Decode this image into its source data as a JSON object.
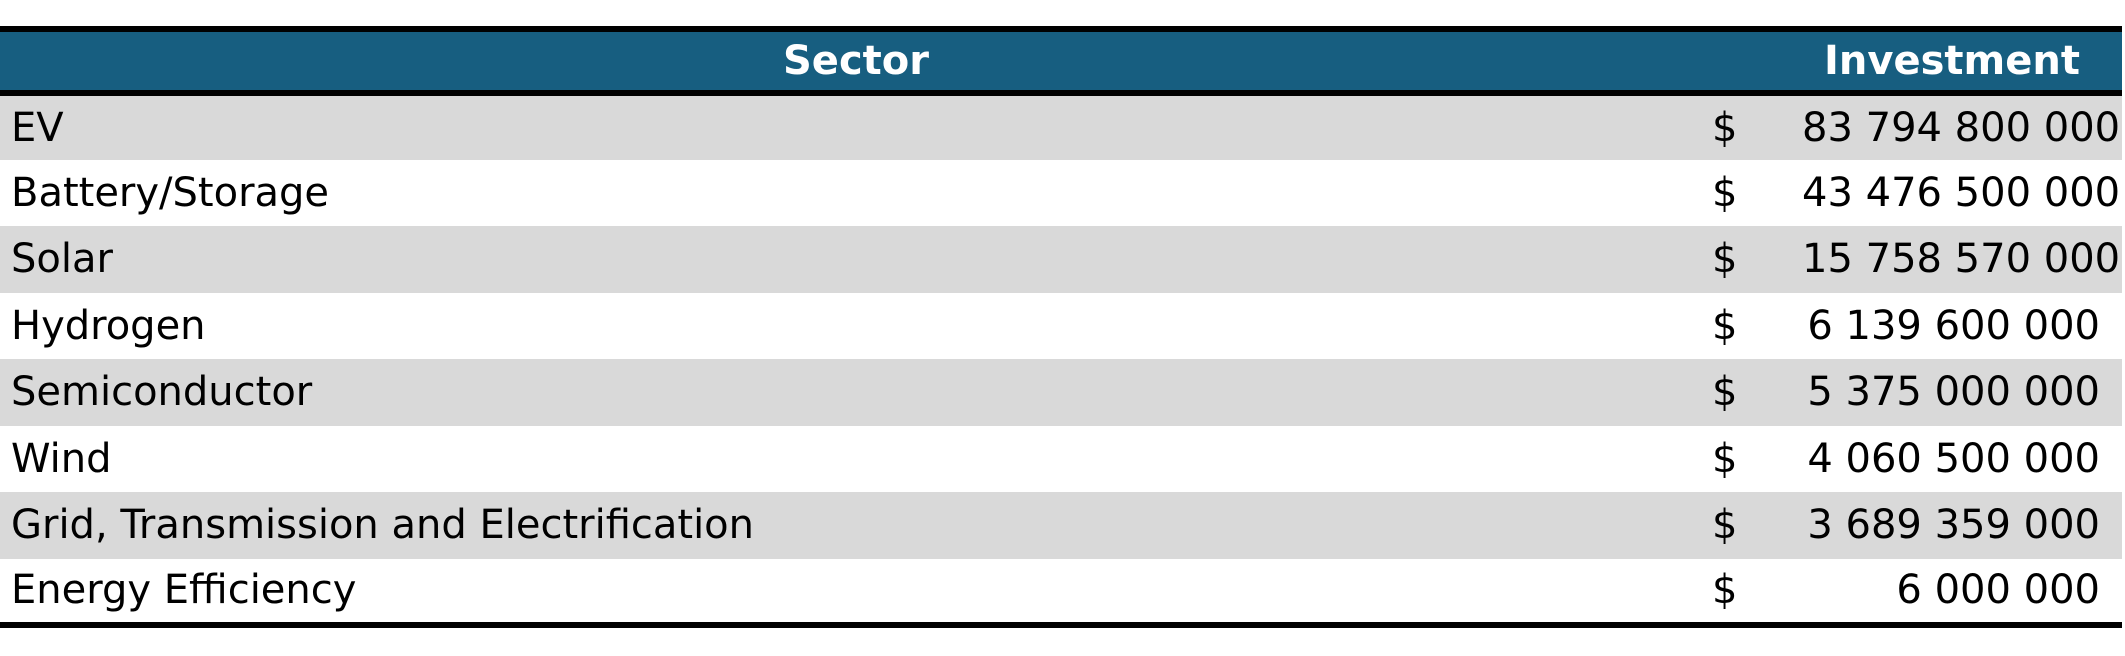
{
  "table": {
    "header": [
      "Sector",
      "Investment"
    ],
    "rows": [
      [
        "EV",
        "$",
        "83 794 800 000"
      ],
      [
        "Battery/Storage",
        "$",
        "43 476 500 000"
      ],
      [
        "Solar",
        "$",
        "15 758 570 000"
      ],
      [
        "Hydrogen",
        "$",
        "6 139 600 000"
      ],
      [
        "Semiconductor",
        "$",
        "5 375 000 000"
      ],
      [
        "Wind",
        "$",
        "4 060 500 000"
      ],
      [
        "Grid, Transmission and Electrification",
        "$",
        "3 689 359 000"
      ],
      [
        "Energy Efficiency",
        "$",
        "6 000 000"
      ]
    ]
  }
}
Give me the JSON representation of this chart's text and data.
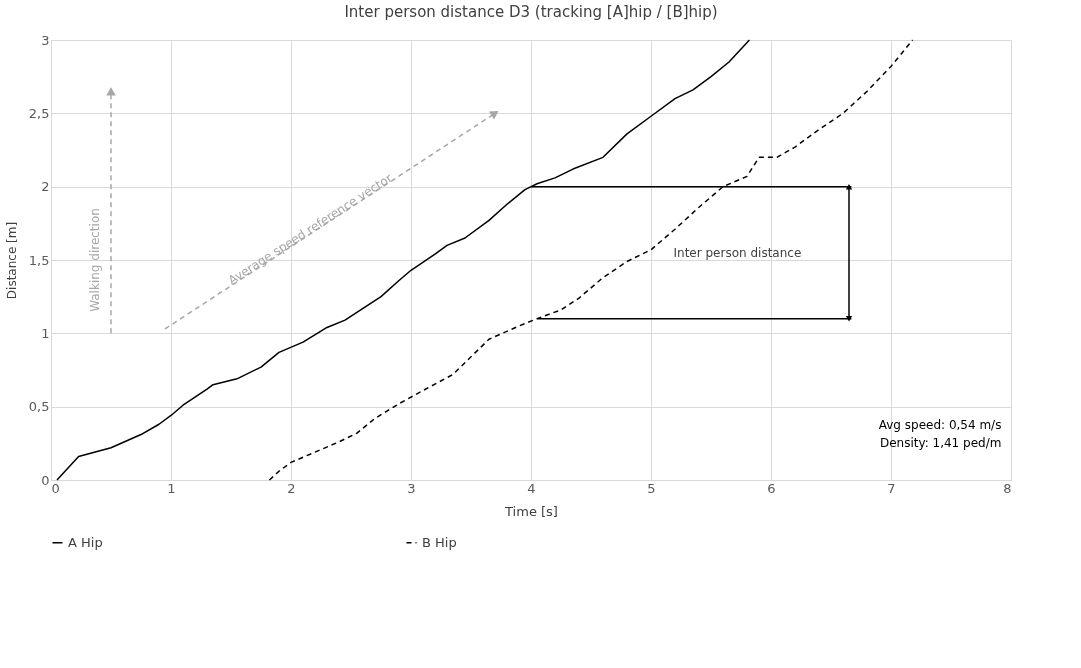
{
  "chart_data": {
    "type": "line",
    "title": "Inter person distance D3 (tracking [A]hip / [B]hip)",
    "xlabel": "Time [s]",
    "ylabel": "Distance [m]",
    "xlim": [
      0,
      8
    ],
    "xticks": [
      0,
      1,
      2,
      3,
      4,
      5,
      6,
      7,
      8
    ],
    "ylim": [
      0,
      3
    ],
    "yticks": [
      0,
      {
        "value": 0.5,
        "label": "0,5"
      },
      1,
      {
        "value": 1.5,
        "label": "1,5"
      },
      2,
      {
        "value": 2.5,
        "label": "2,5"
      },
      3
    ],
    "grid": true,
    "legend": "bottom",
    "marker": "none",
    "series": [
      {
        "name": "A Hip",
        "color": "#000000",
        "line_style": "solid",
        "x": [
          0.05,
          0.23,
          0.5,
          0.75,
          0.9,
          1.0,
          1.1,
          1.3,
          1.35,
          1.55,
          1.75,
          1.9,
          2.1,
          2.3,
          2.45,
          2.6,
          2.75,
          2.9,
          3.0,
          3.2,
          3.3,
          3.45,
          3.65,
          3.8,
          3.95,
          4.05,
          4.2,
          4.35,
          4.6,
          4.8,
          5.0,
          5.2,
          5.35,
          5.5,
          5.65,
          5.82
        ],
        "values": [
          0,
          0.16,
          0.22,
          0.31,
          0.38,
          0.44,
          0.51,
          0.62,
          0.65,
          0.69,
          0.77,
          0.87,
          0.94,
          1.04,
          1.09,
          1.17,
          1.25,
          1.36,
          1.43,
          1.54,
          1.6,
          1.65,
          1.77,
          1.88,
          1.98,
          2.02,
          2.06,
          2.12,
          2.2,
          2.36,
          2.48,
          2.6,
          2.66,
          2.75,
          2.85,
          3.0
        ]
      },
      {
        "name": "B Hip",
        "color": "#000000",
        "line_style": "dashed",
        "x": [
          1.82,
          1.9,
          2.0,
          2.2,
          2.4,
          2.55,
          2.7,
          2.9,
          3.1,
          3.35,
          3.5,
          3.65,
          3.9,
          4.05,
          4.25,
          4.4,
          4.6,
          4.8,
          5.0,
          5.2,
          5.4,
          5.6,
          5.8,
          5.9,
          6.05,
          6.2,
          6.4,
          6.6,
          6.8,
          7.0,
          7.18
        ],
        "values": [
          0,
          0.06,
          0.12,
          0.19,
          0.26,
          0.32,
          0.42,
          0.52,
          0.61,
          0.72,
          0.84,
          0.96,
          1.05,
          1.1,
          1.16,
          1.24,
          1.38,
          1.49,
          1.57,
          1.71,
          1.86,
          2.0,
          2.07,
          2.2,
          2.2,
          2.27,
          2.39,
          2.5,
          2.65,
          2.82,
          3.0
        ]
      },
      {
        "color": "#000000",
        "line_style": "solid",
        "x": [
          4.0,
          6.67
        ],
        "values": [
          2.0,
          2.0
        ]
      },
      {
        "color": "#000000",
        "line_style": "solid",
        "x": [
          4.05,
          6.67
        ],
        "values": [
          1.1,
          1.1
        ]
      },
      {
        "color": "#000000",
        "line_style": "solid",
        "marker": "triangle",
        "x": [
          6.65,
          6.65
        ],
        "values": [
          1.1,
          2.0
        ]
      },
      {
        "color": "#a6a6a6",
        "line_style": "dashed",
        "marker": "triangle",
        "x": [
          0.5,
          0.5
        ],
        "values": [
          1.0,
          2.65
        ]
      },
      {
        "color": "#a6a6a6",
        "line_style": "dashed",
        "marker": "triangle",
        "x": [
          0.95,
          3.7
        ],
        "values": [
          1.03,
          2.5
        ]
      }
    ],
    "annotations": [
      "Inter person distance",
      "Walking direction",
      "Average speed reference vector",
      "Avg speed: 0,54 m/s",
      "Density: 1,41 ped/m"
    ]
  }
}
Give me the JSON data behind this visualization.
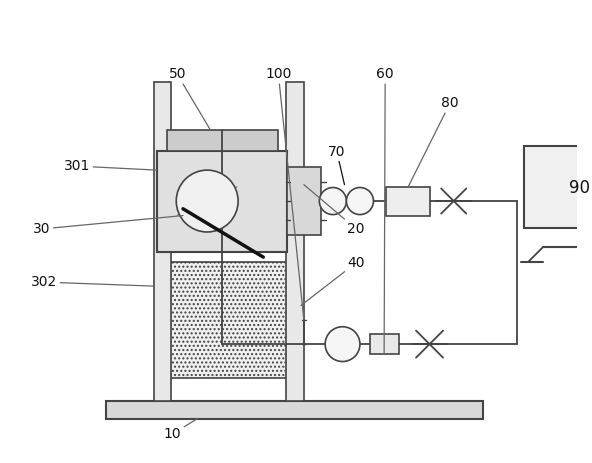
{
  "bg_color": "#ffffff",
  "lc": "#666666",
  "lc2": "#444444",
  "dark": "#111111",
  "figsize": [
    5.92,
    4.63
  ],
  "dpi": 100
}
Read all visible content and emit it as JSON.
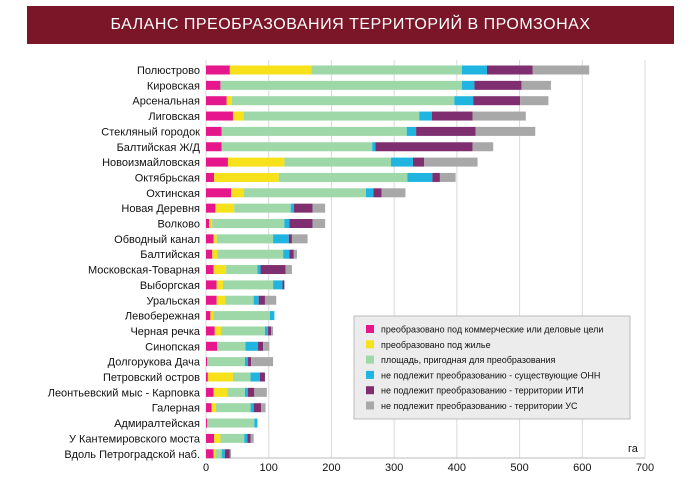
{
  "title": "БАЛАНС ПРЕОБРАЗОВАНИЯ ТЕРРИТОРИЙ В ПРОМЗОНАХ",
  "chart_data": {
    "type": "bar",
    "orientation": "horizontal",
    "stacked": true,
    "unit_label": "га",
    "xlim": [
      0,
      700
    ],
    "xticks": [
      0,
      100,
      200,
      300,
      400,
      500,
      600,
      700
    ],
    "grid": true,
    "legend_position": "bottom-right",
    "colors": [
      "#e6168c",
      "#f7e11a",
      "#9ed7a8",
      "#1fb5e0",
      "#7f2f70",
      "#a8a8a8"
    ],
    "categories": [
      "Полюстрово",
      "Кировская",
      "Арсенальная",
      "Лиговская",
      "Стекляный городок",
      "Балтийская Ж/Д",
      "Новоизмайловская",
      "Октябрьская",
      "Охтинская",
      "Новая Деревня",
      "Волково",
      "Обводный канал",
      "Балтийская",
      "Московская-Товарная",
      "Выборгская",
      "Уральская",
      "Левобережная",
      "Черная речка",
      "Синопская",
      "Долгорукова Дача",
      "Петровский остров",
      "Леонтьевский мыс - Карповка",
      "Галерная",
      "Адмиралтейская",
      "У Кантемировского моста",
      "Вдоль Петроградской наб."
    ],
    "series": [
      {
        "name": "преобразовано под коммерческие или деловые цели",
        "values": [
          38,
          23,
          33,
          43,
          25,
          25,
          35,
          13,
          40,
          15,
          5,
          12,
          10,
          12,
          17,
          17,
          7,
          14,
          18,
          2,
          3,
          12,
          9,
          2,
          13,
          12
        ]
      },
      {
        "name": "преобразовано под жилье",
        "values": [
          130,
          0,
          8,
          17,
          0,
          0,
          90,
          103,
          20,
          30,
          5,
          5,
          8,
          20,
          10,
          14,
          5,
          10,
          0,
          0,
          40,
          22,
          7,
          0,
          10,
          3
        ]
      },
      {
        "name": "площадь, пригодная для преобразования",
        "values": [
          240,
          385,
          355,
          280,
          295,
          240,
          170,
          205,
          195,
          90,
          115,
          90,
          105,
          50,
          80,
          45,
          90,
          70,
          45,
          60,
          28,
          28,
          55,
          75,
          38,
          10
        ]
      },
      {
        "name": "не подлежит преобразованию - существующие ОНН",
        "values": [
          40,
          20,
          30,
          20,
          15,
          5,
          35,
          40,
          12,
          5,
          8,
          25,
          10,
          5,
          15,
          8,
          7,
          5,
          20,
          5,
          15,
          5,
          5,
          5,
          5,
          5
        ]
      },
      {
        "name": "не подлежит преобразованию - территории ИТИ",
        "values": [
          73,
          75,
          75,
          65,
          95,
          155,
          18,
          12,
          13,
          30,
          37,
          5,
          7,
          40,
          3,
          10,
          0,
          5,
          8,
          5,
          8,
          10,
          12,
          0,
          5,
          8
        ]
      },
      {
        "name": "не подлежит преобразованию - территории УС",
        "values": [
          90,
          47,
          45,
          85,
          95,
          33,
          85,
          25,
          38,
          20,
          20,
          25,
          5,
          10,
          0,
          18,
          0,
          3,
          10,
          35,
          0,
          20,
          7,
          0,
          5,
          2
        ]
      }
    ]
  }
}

* * * *

__Exercise__:
Copy each line that contains the word "Give".

__Task response__:
Give me the JSON representation of this chart's text and data.
Give me the JSON data behind this visualization.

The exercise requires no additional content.